* **Data to use**:

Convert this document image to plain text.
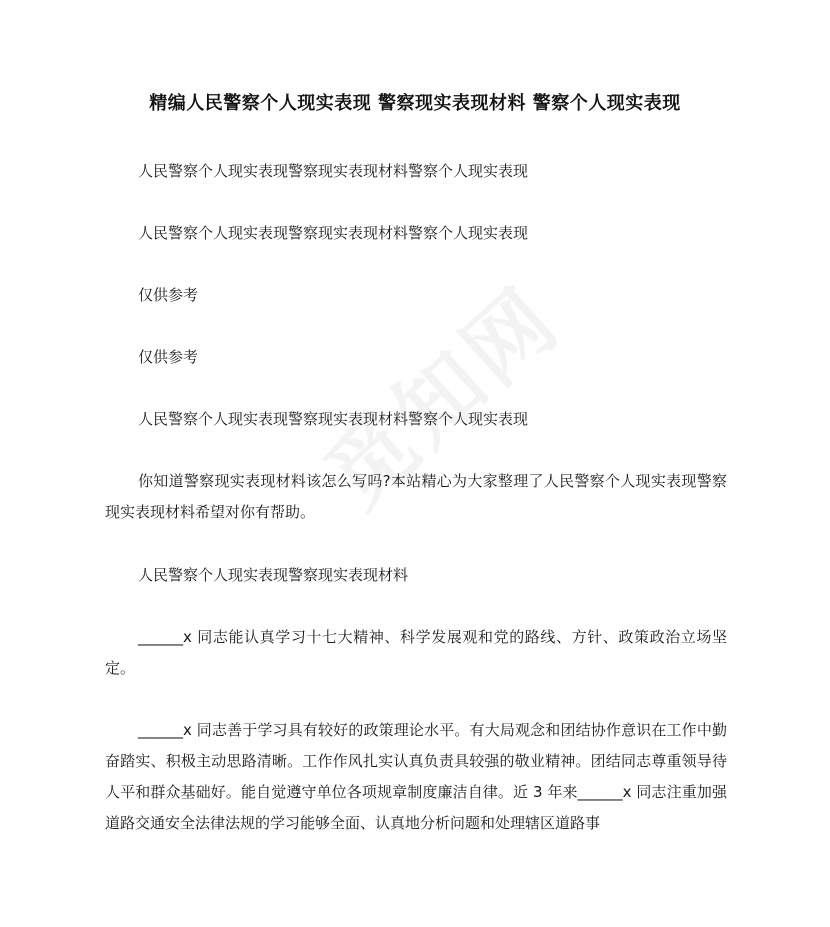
精编人民警察个人现实表现 警察现实表现材料 警察个人现实表现

人民警察个人现实表现警察现实表现材料警察个人现实表现

人民警察个人现实表现警察现实表现材料警察个人现实表现

仅供参考

仅供参考

人民警察个人现实表现警察现实表现材料警察个人现实表现

你知道警察现实表现材料该怎么写吗?本站精心为大家整理了人民警察个人现实表现警察现实表现材料希望对你有帮助。

人民警察个人现实表现警察现实表现材料

______x 同志能认真学习十七大精神、科学发展观和党的路线、方针、政策政治立场坚定。

______x 同志善于学习具有较好的政策理论水平。有大局观念和团结协作意识在工作中勤奋踏实、积极主动思路清晰。工作作风扎实认真负责具较强的敬业精神。团结同志尊重领导待人平和群众基础好。能自觉遵守单位各项规章制度廉洁自律。近 3 年来______x 同志注重加强道路交通安全法律法规的学习能够全面、认真地分析问题和处理辖区道路事
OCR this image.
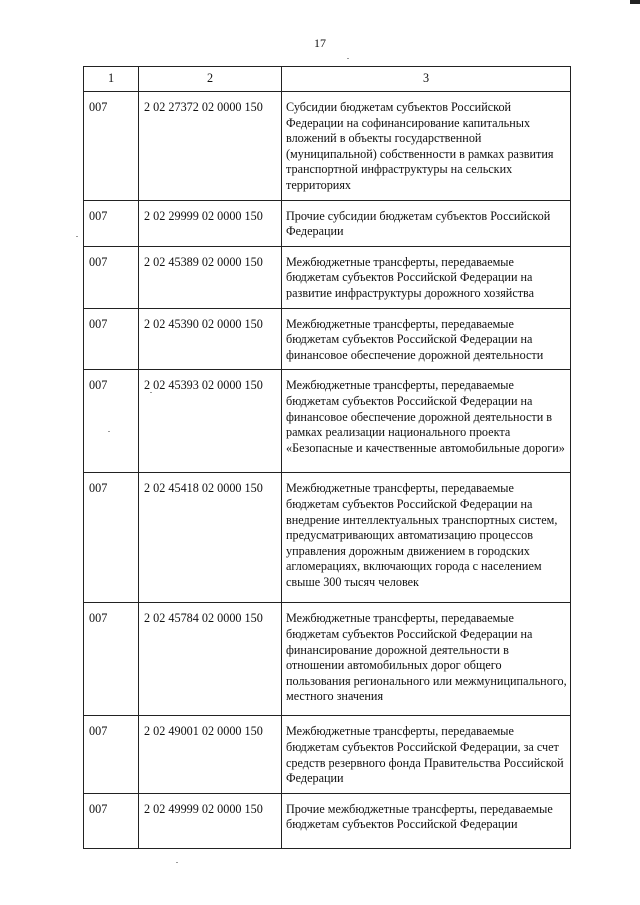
17
1	2	3

007	2 02 27372 02 0000 150	Субсидии бюджетам субъектов Российской Федерации на софинансирование капитальных вложений в объекты государственной (муниципальной) собственности в рамках развития транспортной инфраструктуры на сельских территориях

007	2 02 29999 02 0000 150	Прочие субсидии бюджетам субъектов Российской Федерации

007	2 02 45389 02 0000 150	Межбюджетные трансферты, передаваемые бюджетам субъектов Российской Федерации на развитие инфраструктуры дорожного хозяйства

007	2 02 45390 02 0000 150	Межбюджетные трансферты, передаваемые бюджетам субъектов Российской Федерации на финансовое обеспечение дорожной деятельности

007	2 02 45393 02 0000 150	Межбюджетные трансферты, передаваемые бюджетам субъектов Российской Федерации на финансовое обеспечение дорожной деятельности в рамках реализации национального проекта «Безопасные и качественные автомобильные дороги»

007	2 02 45418 02 0000 150	Межбюджетные трансферты, передаваемые бюджетам субъектов Российской Федерации на внедрение интеллектуальных транспортных систем, предусматривающих автоматизацию процессов управления дорожным движением в городских агломерациях, включающих города с населением свыше 300 тысяч человек

007	2 02 45784 02 0000 150	Межбюджетные трансферты, передаваемые бюджетам субъектов Российской Федерации на финансирование дорожной деятельности в отношении автомобильных дорог общего пользования регионального или межмуниципального, местного значения

007	2 02 49001 02 0000 150	Межбюджетные трансферты, передаваемые бюджетам субъектов Российской Федерации, за счет средств резервного фонда Правительства Российской Федерации

007	2 02 49999 02 0000 150	Прочие межбюджетные трансферты, передаваемые бюджетам субъектов Российской Федерации
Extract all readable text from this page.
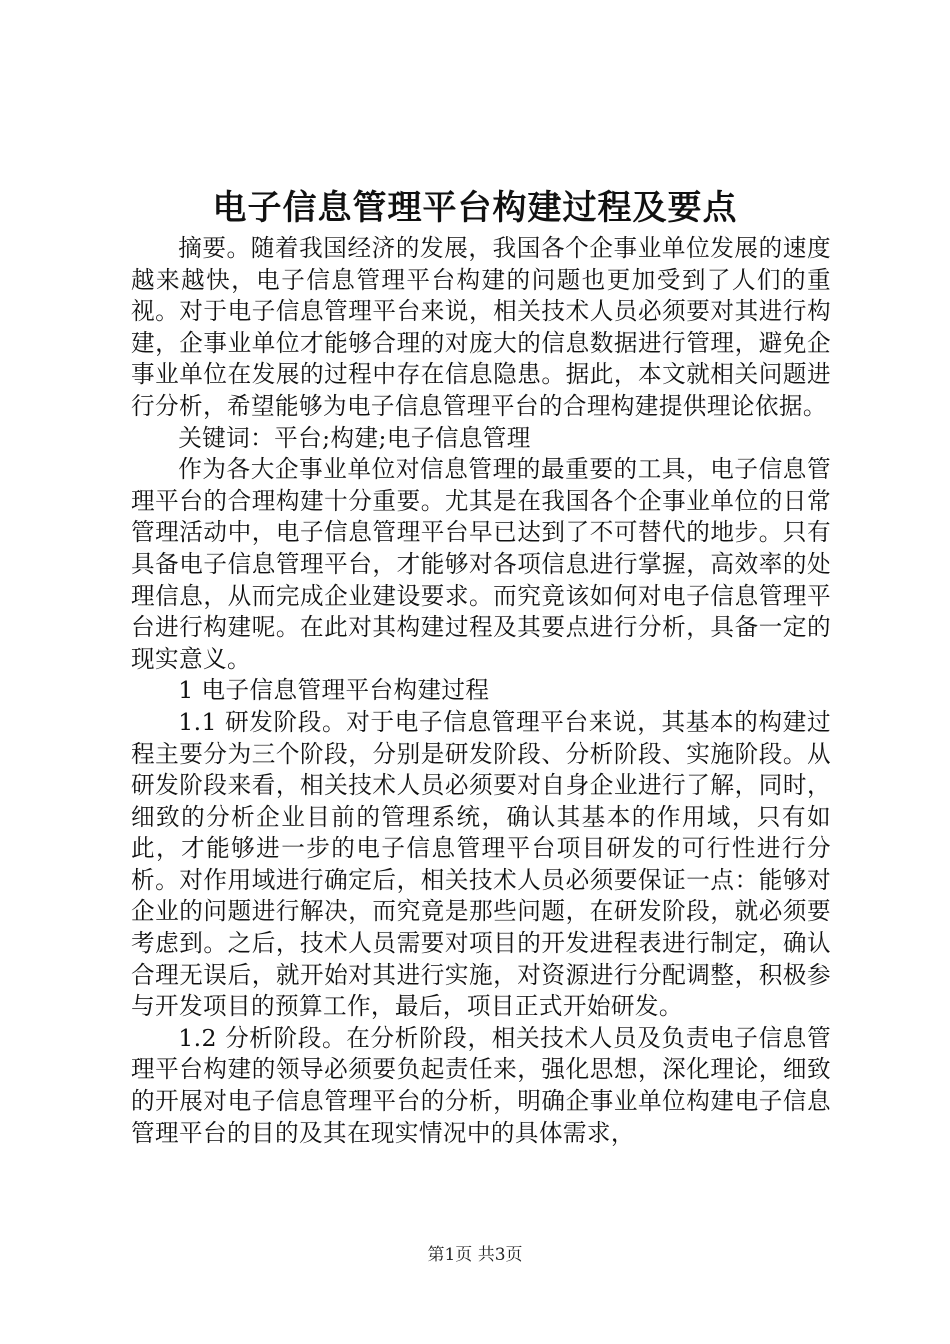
电子信息管理平台构建过程及要点

摘要。随着我国经济的发展，我国各个企事业单位发展的速度越来越快，电子信息管理平台构建的问题也更加受到了人们的重视。对于电子信息管理平台来说，相关技术人员必须要对其进行构建，企事业单位才能够合理的对庞大的信息数据进行管理，避免企事业单位在发展的过程中存在信息隐患。据此，本文就相关问题进行分析，希望能够为电子信息管理平台的合理构建提供理论依据。

关键词：平台;构建;电子信息管理

作为各大企事业单位对信息管理的最重要的工具，电子信息管理平台的合理构建十分重要。尤其是在我国各个企事业单位的日常管理活动中，电子信息管理平台早已达到了不可替代的地步。只有具备电子信息管理平台，才能够对各项信息进行掌握，高效率的处理信息，从而完成企业建设要求。而究竟该如何对电子信息管理平台进行构建呢。在此对其构建过程及其要点进行分析，具备一定的现实意义。

1 电子信息管理平台构建过程

1.1 研发阶段。对于电子信息管理平台来说，其基本的构建过程主要分为三个阶段，分别是研发阶段、分析阶段、实施阶段。从研发阶段来看，相关技术人员必须要对自身企业进行了解，同时，细致的分析企业目前的管理系统，确认其基本的作用域，只有如此，才能够进一步的电子信息管理平台项目研发的可行性进行分析。对作用域进行确定后，相关技术人员必须要保证一点：能够对企业的问题进行解决，而究竟是那些问题，在研发阶段，就必须要考虑到。之后，技术人员需要对项目的开发进程表进行制定，确认合理无误后，就开始对其进行实施，对资源进行分配调整，积极参与开发项目的预算工作，最后，项目正式开始研发。

1.2 分析阶段。在分析阶段，相关技术人员及负责电子信息管理平台构建的领导必须要负起责任来，强化思想，深化理论，细致的开展对电子信息管理平台的分析，明确企事业单位构建电子信息管理平台的目的及其在现实情况中的具体需求，

第1页 共3页
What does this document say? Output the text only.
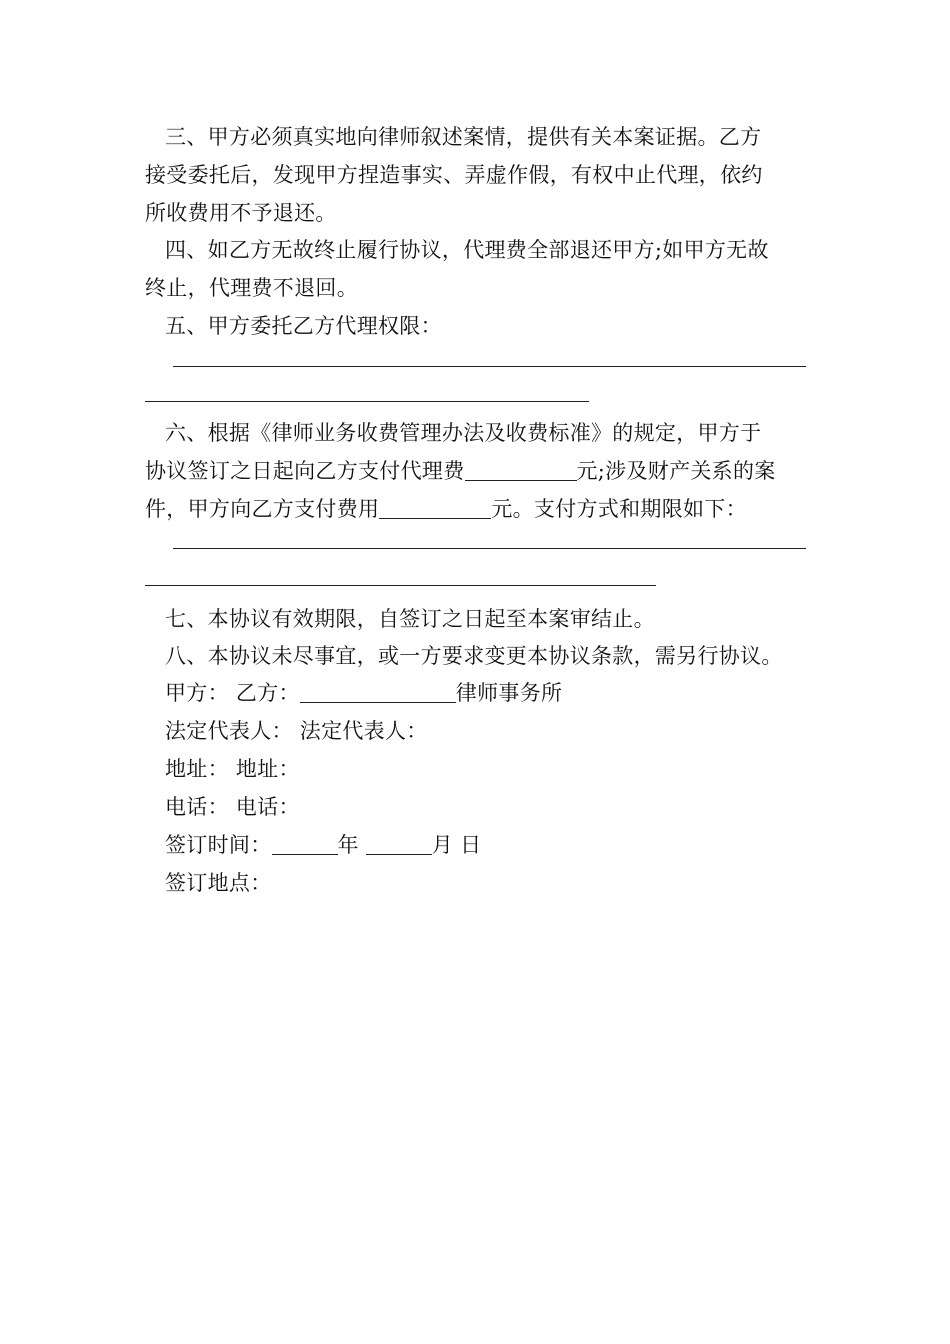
三、甲方必须真实地向律师叙述案情，提供有关本案证据。乙方
接受委托后，发现甲方捏造事实、弄虚作假，有权中止代理，依约
所收费用不予退还。
四、如乙方无故终止履行协议，代理费全部退还甲方;如甲方无故
终止，代理费不退回。
五、甲方委托乙方代理权限：
六、根据《律师业务收费管理办法及收费标准》的规定，甲方于
协议签订之日起向乙方支付代理费	元;涉及财产关系的案
件，甲方向乙方支付费用	元。支付方式和期限如下：
七、本协议有效期限，自签订之日起至本案审结止。
八、本协议未尽事宜，或一方要求变更本协议条款，需另行协议。
甲方： 乙方：	律师事务所
法定代表人： 法定代表人：
地址： 地址：
电话： 电话：
签订时间：	年	月 日
签订地点：
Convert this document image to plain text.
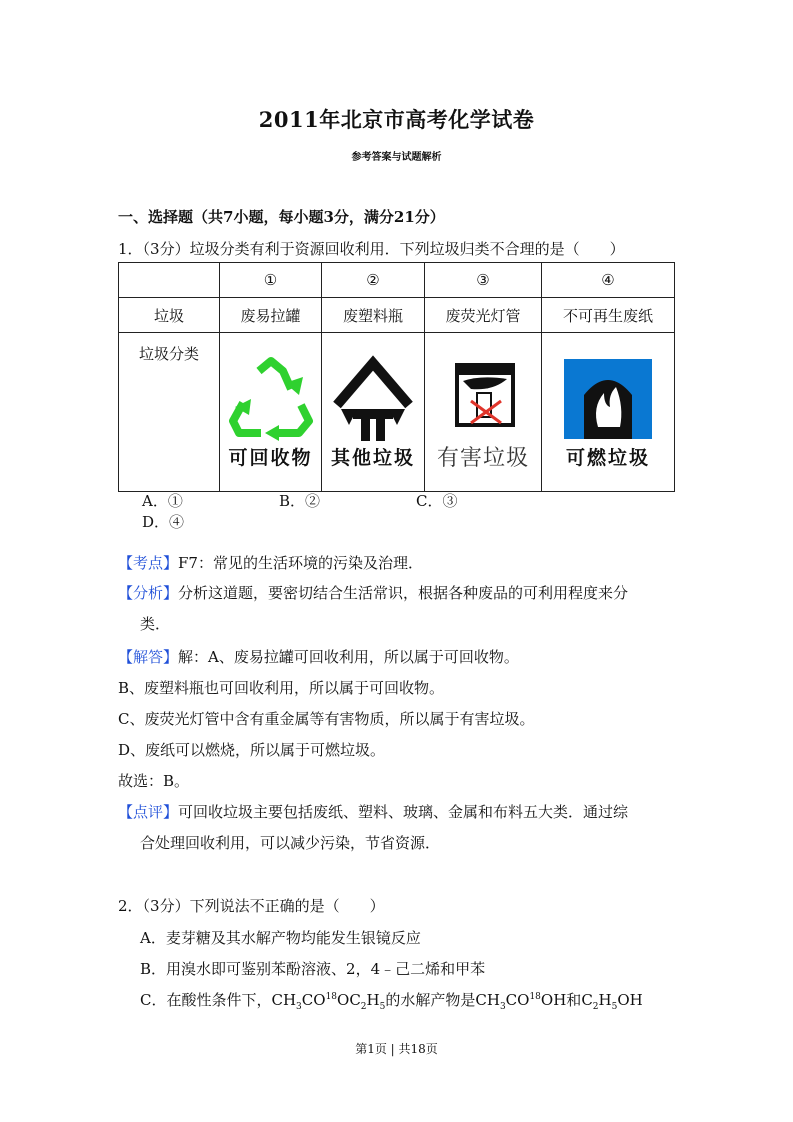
2011年北京市高考化学试卷
参考答案与试题解析
一、选择题（共7小题，每小题3分，满分21分）
1．（3分）垃圾分类有利于资源回收利用．下列垃圾归类不合理的是（　　）
	①	②	③	④
垃圾	废易拉罐	废塑料瓶	废荧光灯管	不可再生废纸
垃圾分类	可回收物	其他垃圾	有害垃圾	可燃垃圾
A．①	B．②	C．③D．④
【考点】F7：常见的生活环境的污染及治理．
【分析】分析这道题，要密切结合生活常识，根据各种废品的可利用程度来分
类．
【解答】解：A、废易拉罐可回收利用，所以属于可回收物。
B、废塑料瓶也可回收利用，所以属于可回收物。
C、废荧光灯管中含有重金属等有害物质，所以属于有害垃圾。
D、废纸可以燃烧，所以属于可燃垃圾。
故选：B。
【点评】可回收垃圾主要包括废纸、塑料、玻璃、金属和布料五大类．通过综
合处理回收利用，可以减少污染，节省资源．
2．（3分）下列说法不正确的是（　　）
A．麦芽糖及其水解产物均能发生银镜反应
B．用溴水即可鉴别苯酚溶液、2，4﹣己二烯和甲苯
C．在酸性条件下，$CH_3CO^{18}OC_2H_5$的水解产物是$CH_3CO^{18}OH$和$C_2H_5OH$
第1页 | 共18页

* **Stated task**:
The entries above are to be returned exactly, without their pictures.

* **Result**:
Convert this document image to plain text.
精编人民警察个人现实表现 警察现实表现材料 警察个人现实表现

人民警察个人现实表现警察现实表现材料警察个人现实表现

人民警察个人现实表现警察现实表现材料警察个人现实表现

仅供参考

仅供参考

人民警察个人现实表现警察现实表现材料警察个人现实表现

你知道警察现实表现材料该怎么写吗?本站精心为大家整理了人民警察个人现实表现警察现实表现材料希望对你有帮助。

人民警察个人现实表现警察现实表现材料

______x 同志能认真学习十七大精神、科学发展观和党的路线、方针、政策政治立场坚定。

______x 同志善于学习具有较好的政策理论水平。有大局观念和团结协作意识在工作中勤奋踏实、积极主动思路清晰。工作作风扎实认真负责具较强的敬业精神。团结同志尊重领导待人平和群众基础好。能自觉遵守单位各项规章制度廉洁自律。近 3 年来______x 同志注重加强道路交通安全法律法规的学习能够全面、认真地分析问题和处理辖区道路事
OCR this image.
17
1	2	3

007	2 02 27372 02 0000 150	Субсидии бюджетам субъектов Российской Федерации на софинансирование капитальных вложений в объекты государственной (муниципальной) собственности в рамках развития транспортной инфраструктуры на сельских территориях

007	2 02 29999 02 0000 150	Прочие субсидии бюджетам субъектов Российской Федерации

007	2 02 45389 02 0000 150	Межбюджетные трансферты, передаваемые бюджетам субъектов Российской Федерации на развитие инфраструктуры дорожного хозяйства

007	2 02 45390 02 0000 150	Межбюджетные трансферты, передаваемые бюджетам субъектов Российской Федерации на финансовое обеспечение дорожной деятельности

007	2 02 45393 02 0000 150	Межбюджетные трансферты, передаваемые бюджетам субъектов Российской Федерации на финансовое обеспечение дорожной деятельности в рамках реализации национального проекта «Безопасные и качественные автомобильные дороги»

007	2 02 45418 02 0000 150	Межбюджетные трансферты, передаваемые бюджетам субъектов Российской Федерации на внедрение интеллектуальных транспортных систем, предусматривающих автоматизацию процессов управления дорожным движением в городских агломерациях, включающих города с населением свыше 300 тысяч человек

007	2 02 45784 02 0000 150	Межбюджетные трансферты, передаваемые бюджетам субъектов Российской Федерации на финансирование дорожной деятельности в отношении автомобильных дорог общего пользования регионального или межмуниципального, местного значения

007	2 02 49001 02 0000 150	Межбюджетные трансферты, передаваемые бюджетам субъектов Российской Федерации, за счет средств резервного фонда Правительства Российской Федерации

007	2 02 49999 02 0000 150	Прочие межбюджетные трансферты, передаваемые бюджетам субъектов Российской Федерации
Extract all readable text from this page.
电子信息管理平台构建过程及要点

摘要。随着我国经济的发展，我国各个企事业单位发展的速度越来越快，电子信息管理平台构建的问题也更加受到了人们的重视。对于电子信息管理平台来说，相关技术人员必须要对其进行构建，企事业单位才能够合理的对庞大的信息数据进行管理，避免企事业单位在发展的过程中存在信息隐患。据此，本文就相关问题进行分析，希望能够为电子信息管理平台的合理构建提供理论依据。

关键词：平台;构建;电子信息管理

作为各大企事业单位对信息管理的最重要的工具，电子信息管理平台的合理构建十分重要。尤其是在我国各个企事业单位的日常管理活动中，电子信息管理平台早已达到了不可替代的地步。只有具备电子信息管理平台，才能够对各项信息进行掌握，高效率的处理信息，从而完成企业建设要求。而究竟该如何对电子信息管理平台进行构建呢。在此对其构建过程及其要点进行分析，具备一定的现实意义。

1 电子信息管理平台构建过程

1.1 研发阶段。对于电子信息管理平台来说，其基本的构建过程主要分为三个阶段，分别是研发阶段、分析阶段、实施阶段。从研发阶段来看，相关技术人员必须要对自身企业进行了解，同时，细致的分析企业目前的管理系统，确认其基本的作用域，只有如此，才能够进一步的电子信息管理平台项目研发的可行性进行分析。对作用域进行确定后，相关技术人员必须要保证一点：能够对企业的问题进行解决，而究竟是那些问题，在研发阶段，就必须要考虑到。之后，技术人员需要对项目的开发进程表进行制定，确认合理无误后，就开始对其进行实施，对资源进行分配调整，积极参与开发项目的预算工作，最后，项目正式开始研发。

1.2 分析阶段。在分析阶段，相关技术人员及负责电子信息管理平台构建的领导必须要负起责任来，强化思想，深化理论，细致的开展对电子信息管理平台的分析，明确企事业单位构建电子信息管理平台的目的及其在现实情况中的具体需求，

第1页 共3页
What does this document say? Output the text only.
三、甲方必须真实地向律师叙述案情，提供有关本案证据。乙方
接受委托后，发现甲方捏造事实、弄虚作假，有权中止代理，依约
所收费用不予退还。
四、如乙方无故终止履行协议，代理费全部退还甲方;如甲方无故
终止，代理费不退回。
五、甲方委托乙方代理权限：
六、根据《律师业务收费管理办法及收费标准》的规定，甲方于
协议签订之日起向乙方支付代理费	元;涉及财产关系的案
件，甲方向乙方支付费用	元。支付方式和期限如下：
七、本协议有效期限，自签订之日起至本案审结止。
八、本协议未尽事宜，或一方要求变更本协议条款，需另行协议。
甲方： 乙方：	律师事务所
法定代表人： 法定代表人：
地址： 地址：
电话： 电话：
签订时间：	年	月 日
签订地点：
Convert this document image to plain text.
2011年北京市高考化学试卷
参考答案与试题解析
一、选择题（共7小题，每小题3分，满分21分）
1．（3分）垃圾分类有利于资源回收利用．下列垃圾归类不合理的是（　　）
	①	②	③	④
垃圾	废易拉罐	废塑料瓶	废荧光灯管	不可再生废纸
垃圾分类	可回收物	其他垃圾	有害垃圾	可燃垃圾
A．①	B．②	C．③D．④
【考点】F7：常见的生活环境的污染及治理．
【分析】分析这道题，要密切结合生活常识，根据各种废品的可利用程度来分
类．
【解答】解：A、废易拉罐可回收利用，所以属于可回收物。
B、废塑料瓶也可回收利用，所以属于可回收物。
C、废荧光灯管中含有重金属等有害物质，所以属于有害垃圾。
D、废纸可以燃烧，所以属于可燃垃圾。
故选：B。
【点评】可回收垃圾主要包括废纸、塑料、玻璃、金属和布料五大类．通过综
合处理回收利用，可以减少污染，节省资源．
2．（3分）下列说法不正确的是（　　）
A．麦芽糖及其水解产物均能发生银镜反应
B．用溴水即可鉴别苯酚溶液、2，4﹣己二烯和甲苯
C．在酸性条件下，$CH_3CO^{18}OC_2H_5$的水解产物是$CH_3CO^{18}OH$和$C_2H_5OH$
第1页 | 共18页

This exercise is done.